(Extracted records)
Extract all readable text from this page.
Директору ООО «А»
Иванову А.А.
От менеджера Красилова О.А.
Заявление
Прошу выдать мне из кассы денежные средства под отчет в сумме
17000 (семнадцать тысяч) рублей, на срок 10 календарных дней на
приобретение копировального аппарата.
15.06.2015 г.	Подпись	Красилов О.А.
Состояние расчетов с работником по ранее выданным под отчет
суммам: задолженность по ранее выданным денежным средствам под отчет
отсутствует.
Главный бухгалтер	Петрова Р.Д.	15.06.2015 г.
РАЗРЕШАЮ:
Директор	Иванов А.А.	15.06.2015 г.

EXERCISE PROMPT: Count the lines in the entries above that include the string "ранее", then give only that figure.

EXERCISE SOLUTION: 2